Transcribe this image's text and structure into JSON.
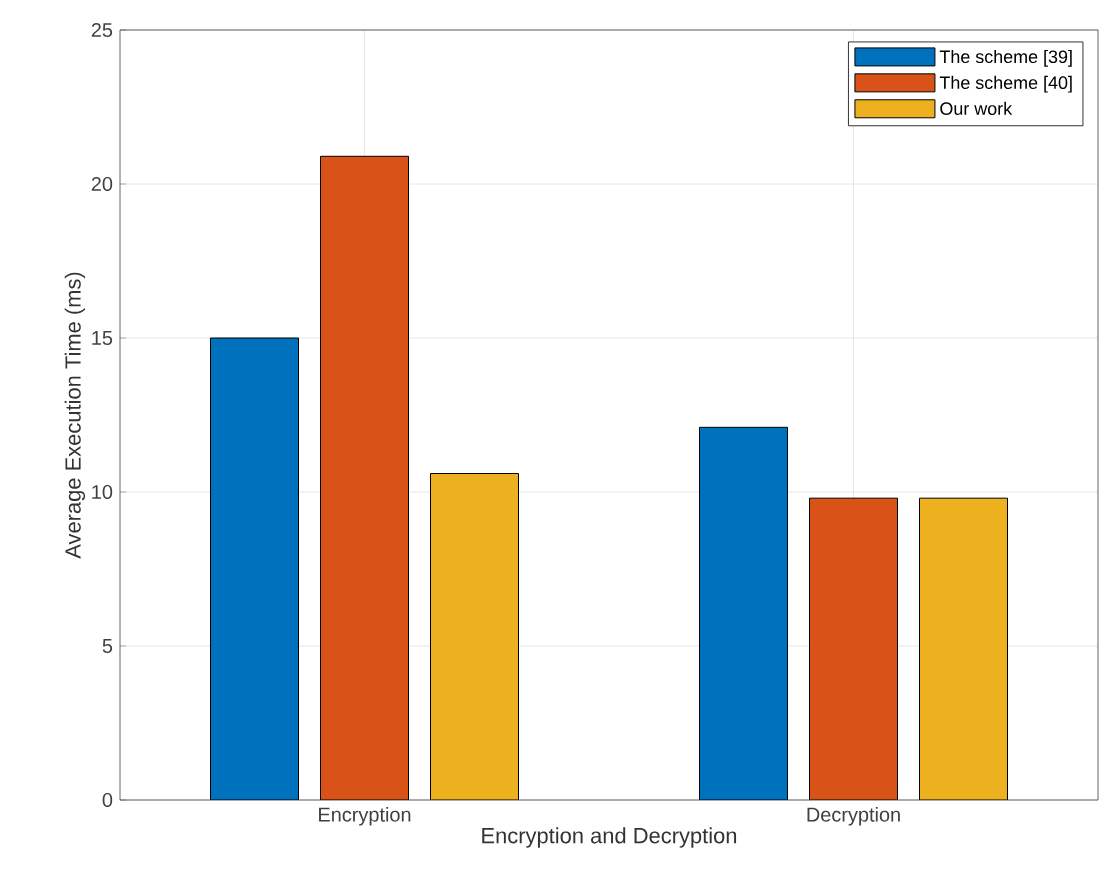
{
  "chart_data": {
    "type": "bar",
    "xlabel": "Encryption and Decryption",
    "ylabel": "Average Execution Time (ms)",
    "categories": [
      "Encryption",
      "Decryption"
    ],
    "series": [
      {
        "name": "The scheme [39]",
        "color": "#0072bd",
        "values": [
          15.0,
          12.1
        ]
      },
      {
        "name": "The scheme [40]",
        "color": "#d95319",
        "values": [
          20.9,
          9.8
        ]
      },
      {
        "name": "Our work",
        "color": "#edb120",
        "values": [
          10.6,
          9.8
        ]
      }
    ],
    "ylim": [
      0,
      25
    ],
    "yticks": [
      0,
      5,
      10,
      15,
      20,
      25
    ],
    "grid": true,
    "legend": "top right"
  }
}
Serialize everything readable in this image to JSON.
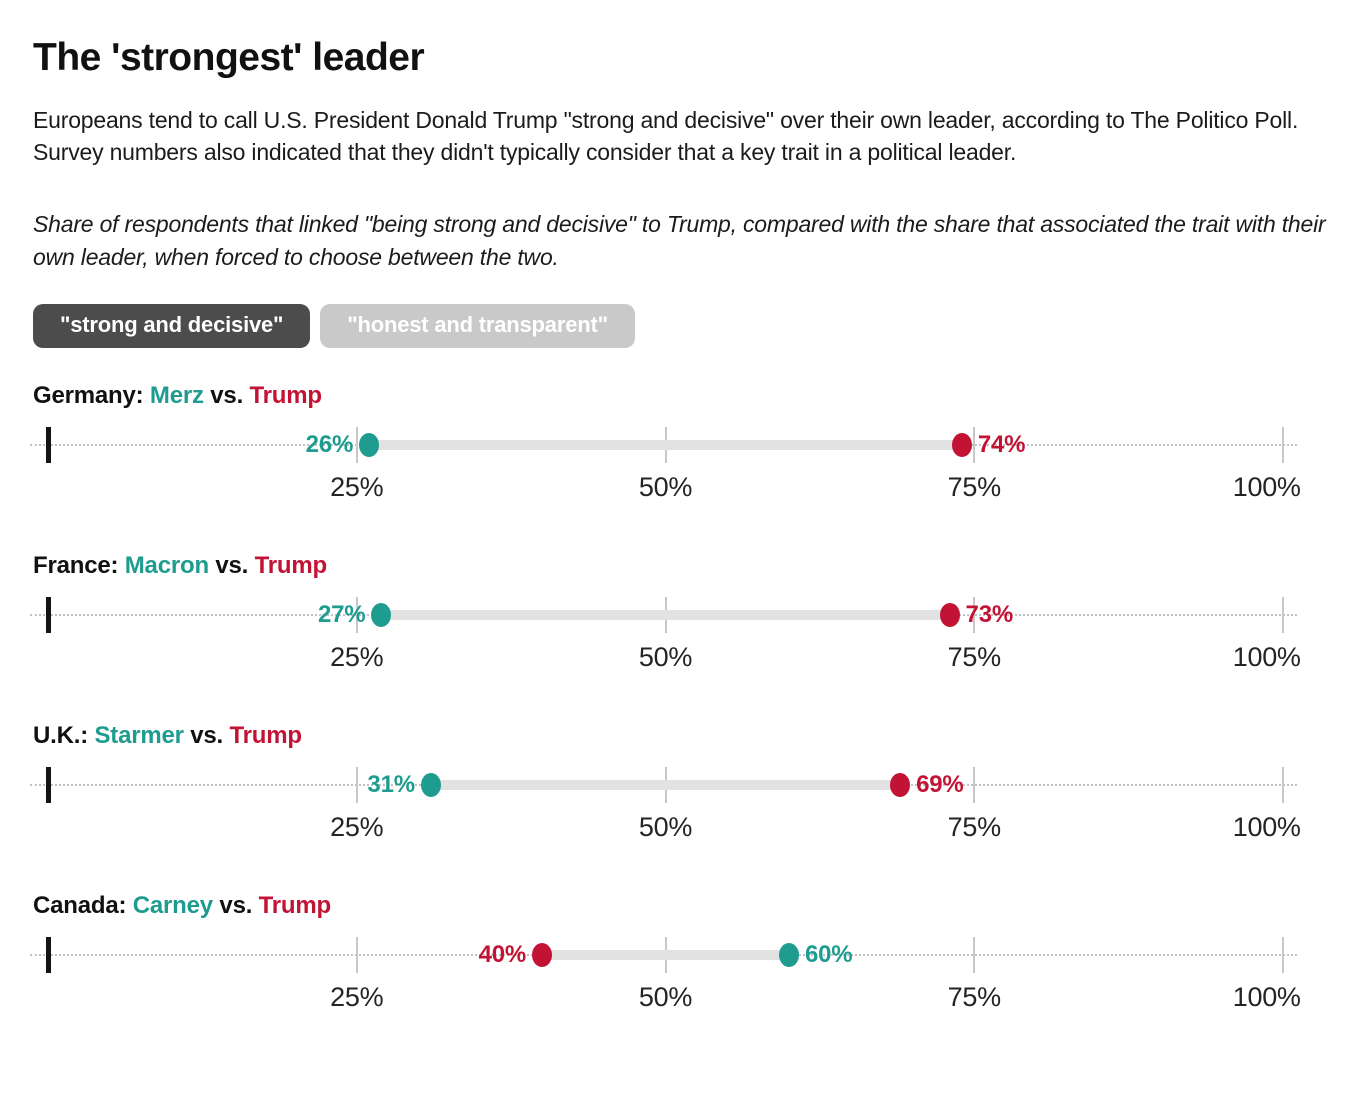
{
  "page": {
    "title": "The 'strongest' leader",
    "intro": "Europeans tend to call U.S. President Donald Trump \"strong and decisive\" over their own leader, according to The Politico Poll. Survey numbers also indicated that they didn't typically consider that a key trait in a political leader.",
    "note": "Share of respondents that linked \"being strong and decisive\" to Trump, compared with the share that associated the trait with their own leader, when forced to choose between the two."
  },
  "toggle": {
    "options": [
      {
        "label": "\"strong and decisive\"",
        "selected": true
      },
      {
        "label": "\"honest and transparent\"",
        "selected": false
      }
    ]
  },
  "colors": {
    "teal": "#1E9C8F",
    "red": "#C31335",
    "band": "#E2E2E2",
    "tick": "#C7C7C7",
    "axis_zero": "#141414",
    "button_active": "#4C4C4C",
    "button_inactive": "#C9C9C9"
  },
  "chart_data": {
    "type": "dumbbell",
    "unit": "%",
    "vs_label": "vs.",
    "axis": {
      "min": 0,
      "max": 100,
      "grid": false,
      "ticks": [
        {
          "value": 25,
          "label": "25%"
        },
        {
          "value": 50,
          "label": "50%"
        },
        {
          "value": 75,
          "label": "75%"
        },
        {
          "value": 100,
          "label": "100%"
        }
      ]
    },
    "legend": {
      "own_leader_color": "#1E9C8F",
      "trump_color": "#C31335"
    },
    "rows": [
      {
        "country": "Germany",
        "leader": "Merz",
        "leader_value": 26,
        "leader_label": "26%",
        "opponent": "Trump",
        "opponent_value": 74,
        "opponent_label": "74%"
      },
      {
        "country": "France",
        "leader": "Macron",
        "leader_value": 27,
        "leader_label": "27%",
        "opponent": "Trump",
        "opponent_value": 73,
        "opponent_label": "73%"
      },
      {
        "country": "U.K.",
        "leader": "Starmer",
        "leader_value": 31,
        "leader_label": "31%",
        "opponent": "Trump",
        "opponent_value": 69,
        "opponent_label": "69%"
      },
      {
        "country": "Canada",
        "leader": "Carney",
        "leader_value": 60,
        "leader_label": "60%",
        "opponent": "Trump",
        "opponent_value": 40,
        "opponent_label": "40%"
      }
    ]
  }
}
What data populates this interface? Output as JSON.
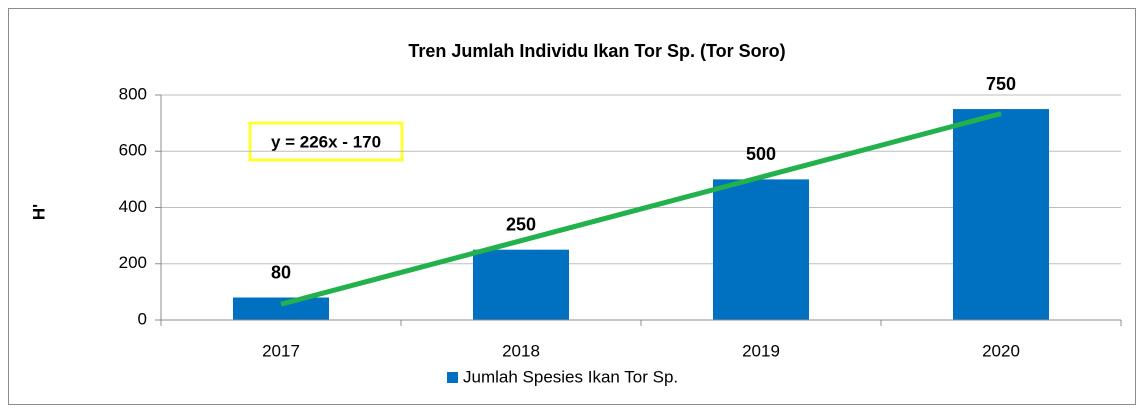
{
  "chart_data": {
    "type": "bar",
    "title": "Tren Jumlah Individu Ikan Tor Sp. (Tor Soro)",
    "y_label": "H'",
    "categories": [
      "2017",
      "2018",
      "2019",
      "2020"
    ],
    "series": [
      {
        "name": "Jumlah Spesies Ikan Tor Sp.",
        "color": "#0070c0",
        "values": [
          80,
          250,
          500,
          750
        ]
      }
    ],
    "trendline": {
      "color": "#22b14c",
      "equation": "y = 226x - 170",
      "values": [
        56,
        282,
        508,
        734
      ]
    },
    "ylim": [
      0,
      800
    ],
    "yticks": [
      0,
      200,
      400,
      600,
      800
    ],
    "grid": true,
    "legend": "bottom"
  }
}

***

=== The exercise ===
Copy exactly the lines from the line containing "What data populates" through the last line of the records above, both included, and leave out any pictures.

=== The result ===
What data populates this interface? Output as JSON.
{
  "chart_data": {
    "type": "bar",
    "title": "Tren Jumlah Individu Ikan Tor Sp. (Tor Soro)",
    "y_label": "H'",
    "categories": [
      "2017",
      "2018",
      "2019",
      "2020"
    ],
    "series": [
      {
        "name": "Jumlah Spesies Ikan Tor Sp.",
        "color": "#0070c0",
        "values": [
          80,
          250,
          500,
          750
        ]
      }
    ],
    "trendline": {
      "color": "#22b14c",
      "equation": "y = 226x - 170",
      "values": [
        56,
        282,
        508,
        734
      ]
    },
    "ylim": [
      0,
      800
    ],
    "yticks": [
      0,
      200,
      400,
      600,
      800
    ],
    "grid": true,
    "legend": "bottom"
  }
}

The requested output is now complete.